:: Required work ::
Retype the whole listing, please, keeping every line exact and dropping the pictures.

Begin Excerpted data

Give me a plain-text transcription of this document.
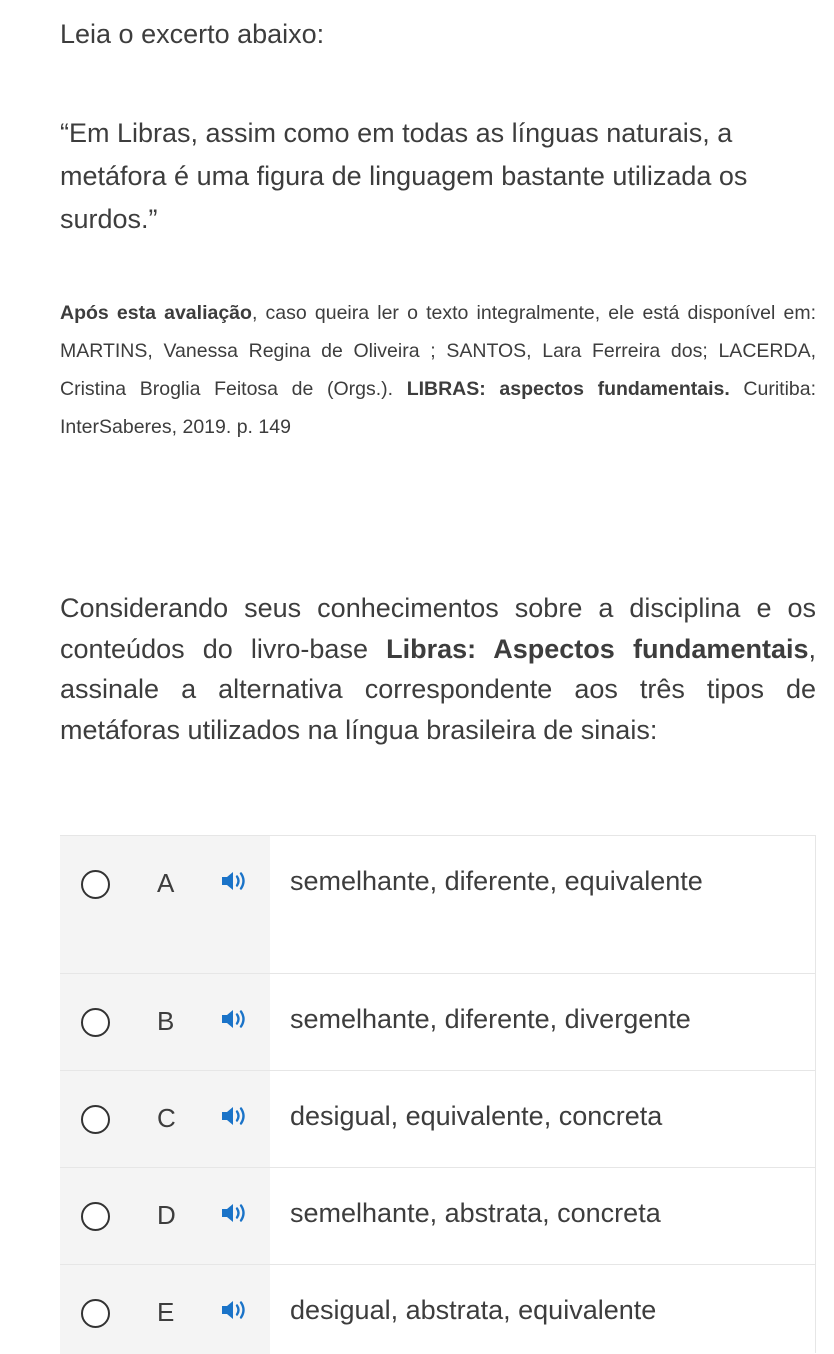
Leia o excerto abaixo:

“Em Libras, assim como em todas as línguas naturais, a metáfora é uma figura de linguagem bastante utilizada os surdos.”

Após esta avaliação, caso queira ler o texto integralmente, ele está disponível em: MARTINS, Vanessa Regina de Oliveira ; SANTOS, Lara Ferreira dos; LACERDA, Cristina Broglia Feitosa de (Orgs.). LIBRAS: aspectos fundamentais. Curitiba: InterSaberes, 2019. p. 149

Considerando seus conhecimentos sobre a disciplina e os conteúdos do livro-base Libras: Aspectos fundamentais, assinale a alternativa correspondente aos três tipos de metáforas utilizados na língua brasileira de sinais:

A	semelhante, diferente, equivalente
B	semelhante, diferente, divergente
C	desigual, equivalente, concreta
D	semelhante, abstrata, concreta
E	desigual, abstrata, equivalente
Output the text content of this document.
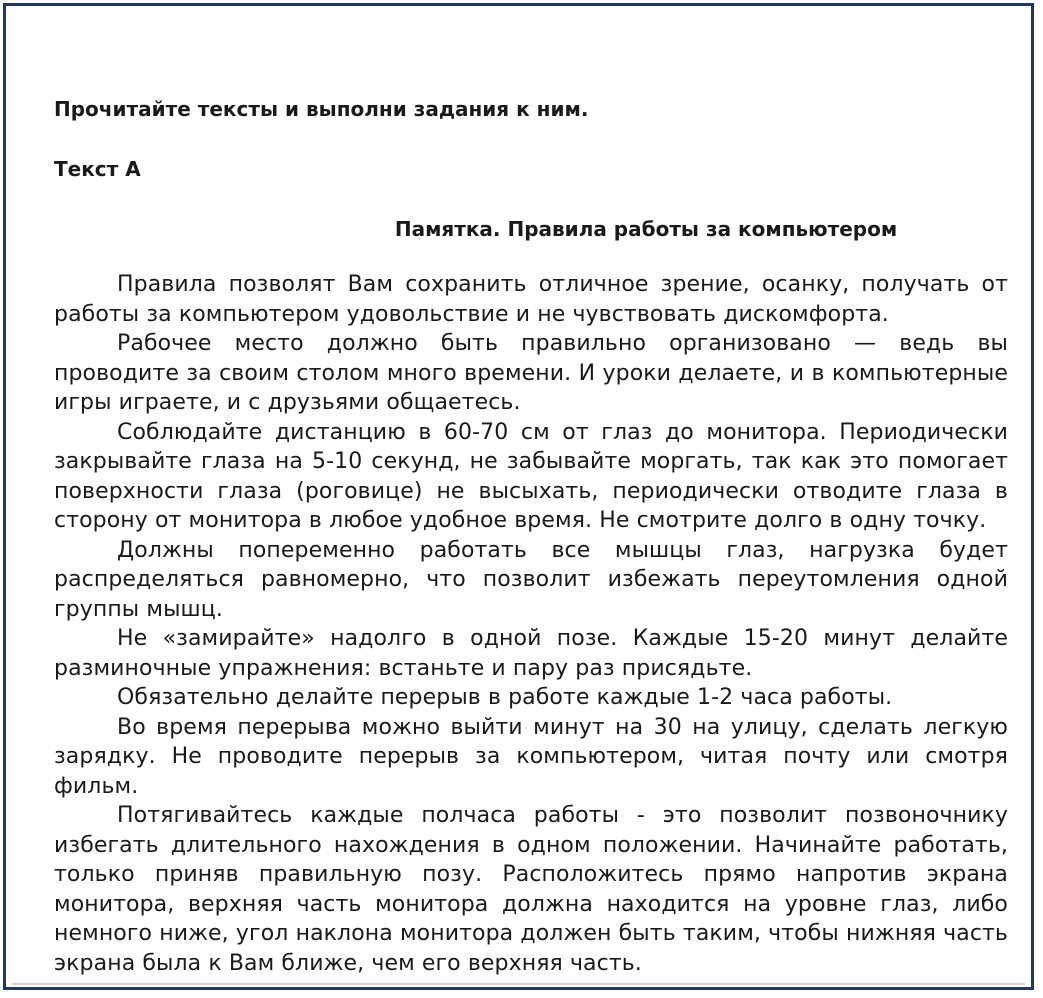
Прочитайте тексты и выполни задания к ним.
Текст А
Памятка. Правила работы за компьютером

Правила позволят Вам сохранить отличное зрение, осанку, получать от работы за компьютером удовольствие и не чувствовать дискомфорта.

Рабочее место должно быть правильно организовано — ведь вы проводите за своим столом много времени. И уроки делаете, и в компьютерные игры играете, и с друзьями общаетесь.

Соблюдайте дистанцию в 60-70 см от глаз до монитора. Периодически закрывайте глаза на 5-10 секунд, не забывайте моргать, так как это помогает поверхности глаза (роговице) не высыхать, периодически отводите глаза в сторону от монитора в любое удобное время. Не смотрите долго в одну точку.

Должны попеременно работать все мышцы глаз, нагрузка будет распределяться равномерно, что позволит избежать переутомления одной группы мышц.

Не «замирайте» надолго в одной позе. Каждые 15-20 минут делайте разминочные упражнения: встаньте и пару раз присядьте.

Обязательно делайте перерыв в работе каждые 1-2 часа работы.

Во время перерыва можно выйти минут на 30 на улицу, сделать легкую зарядку. Не проводите перерыв за компьютером, читая почту или смотря фильм.

Потягивайтесь каждые полчаса работы - это позволит позвоночнику избегать длительного нахождения в одном положении. Начинайте работать, только приняв правильную позу. Расположитесь прямо напротив экрана монитора, верхняя часть монитора должна находится на уровне глаз, либо немного ниже, угол наклона монитора должен быть таким, чтобы нижняя часть экрана была к Вам ближе, чем его верхняя часть.
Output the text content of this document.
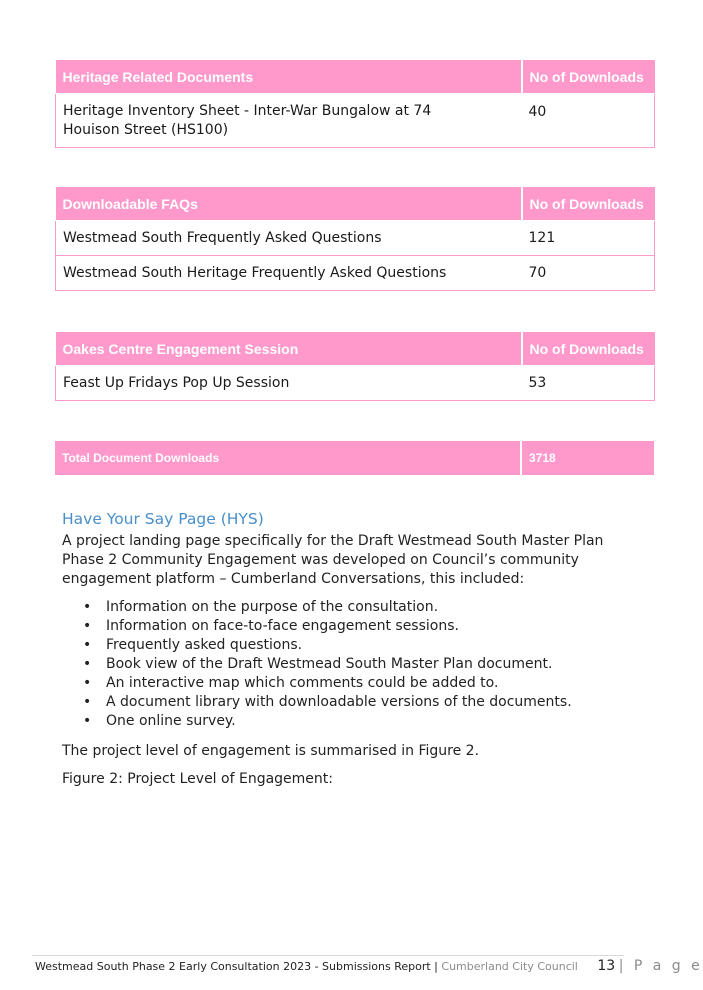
Heritage Related Documents	No of Downloads
Heritage Inventory Sheet - Inter-War Bungalow at 74 Houison Street (HS100)	40
Downloadable FAQs	No of Downloads
Westmead South Frequently Asked Questions	121
Westmead South Heritage Frequently Asked Questions	70
Oakes Centre Engagement Session	No of Downloads
Feast Up Fridays Pop Up Session	53
Total Document Downloads	3718
Have Your Say Page (HYS)
A project landing page specifically for the Draft Westmead South Master Plan Phase 2 Community Engagement was developed on Council’s community engagement platform – Cumberland Conversations, this included:
• Information on the purpose of the consultation.
• Information on face-to-face engagement sessions.
• Frequently asked questions.
• Book view of the Draft Westmead South Master Plan document.
• An interactive map which comments could be added to.
• A document library with downloadable versions of the documents.
• One online survey.
The project level of engagement is summarised in Figure 2.
Figure 2: Project Level of Engagement:
Westmead South Phase 2 Early Consultation 2023 - Submissions Report | Cumberland City Council 13 | P a g e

End Excerpted data

:: Answer to this task ::
Give me a plain-text transcription of this document.
Leia o excerto abaixo:

“Em Libras, assim como em todas as línguas naturais, a metáfora é uma figura de linguagem bastante utilizada os surdos.”

Após esta avaliação, caso queira ler o texto integralmente, ele está disponível em: MARTINS, Vanessa Regina de Oliveira ; SANTOS, Lara Ferreira dos; LACERDA, Cristina Broglia Feitosa de (Orgs.). LIBRAS: aspectos fundamentais. Curitiba: InterSaberes, 2019. p. 149

Considerando seus conhecimentos sobre a disciplina e os conteúdos do livro-base Libras: Aspectos fundamentais, assinale a alternativa correspondente aos três tipos de metáforas utilizados na língua brasileira de sinais:

A	semelhante, diferente, equivalente
B	semelhante, diferente, divergente
C	desigual, equivalente, concreta
D	semelhante, abstrata, concreta
E	desigual, abstrata, equivalente
Output the text content of this document.
Прочитайте тексты и выполни задания к ним.
Текст А
Памятка. Правила работы за компьютером

Правила позволят Вам сохранить отличное зрение, осанку, получать от работы за компьютером удовольствие и не чувствовать дискомфорта.

Рабочее место должно быть правильно организовано — ведь вы проводите за своим столом много времени. И уроки делаете, и в компьютерные игры играете, и с друзьями общаетесь.

Соблюдайте дистанцию в 60-70 см от глаз до монитора. Периодически закрывайте глаза на 5-10 секунд, не забывайте моргать, так как это помогает поверхности глаза (роговице) не высыхать, периодически отводите глаза в сторону от монитора в любое удобное время. Не смотрите долго в одну точку.

Должны попеременно работать все мышцы глаз, нагрузка будет распределяться равномерно, что позволит избежать переутомления одной группы мышц.

Не «замирайте» надолго в одной позе. Каждые 15-20 минут делайте разминочные упражнения: встаньте и пару раз присядьте.

Обязательно делайте перерыв в работе каждые 1-2 часа работы.

Во время перерыва можно выйти минут на 30 на улицу, сделать легкую зарядку. Не проводите перерыв за компьютером, читая почту или смотря фильм.

Потягивайтесь каждые полчаса работы - это позволит позвоночнику избегать длительного нахождения в одном положении. Начинайте работать, только приняв правильную позу. Расположитесь прямо напротив экрана монитора, верхняя часть монитора должна находится на уровне глаз, либо немного ниже, угол наклона монитора должен быть таким, чтобы нижняя часть экрана была к Вам ближе, чем его верхняя часть.
Output the text content of this document.
Heritage Related Documents	No of Downloads
Heritage Inventory Sheet - Inter-War Bungalow at 74 Houison Street (HS100)	40
Downloadable FAQs	No of Downloads
Westmead South Frequently Asked Questions	121
Westmead South Heritage Frequently Asked Questions	70
Oakes Centre Engagement Session	No of Downloads
Feast Up Fridays Pop Up Session	53
Total Document Downloads	3718
Have Your Say Page (HYS)
A project landing page specifically for the Draft Westmead South Master Plan Phase 2 Community Engagement was developed on Council’s community engagement platform – Cumberland Conversations, this included:
• Information on the purpose of the consultation.
• Information on face-to-face engagement sessions.
• Frequently asked questions.
• Book view of the Draft Westmead South Master Plan document.
• An interactive map which comments could be added to.
• A document library with downloadable versions of the documents.
• One online survey.
The project level of engagement is summarised in Figure 2.
Figure 2: Project Level of Engagement:
Westmead South Phase 2 Early Consultation 2023 - Submissions Report | Cumberland City Council 13 | P a g e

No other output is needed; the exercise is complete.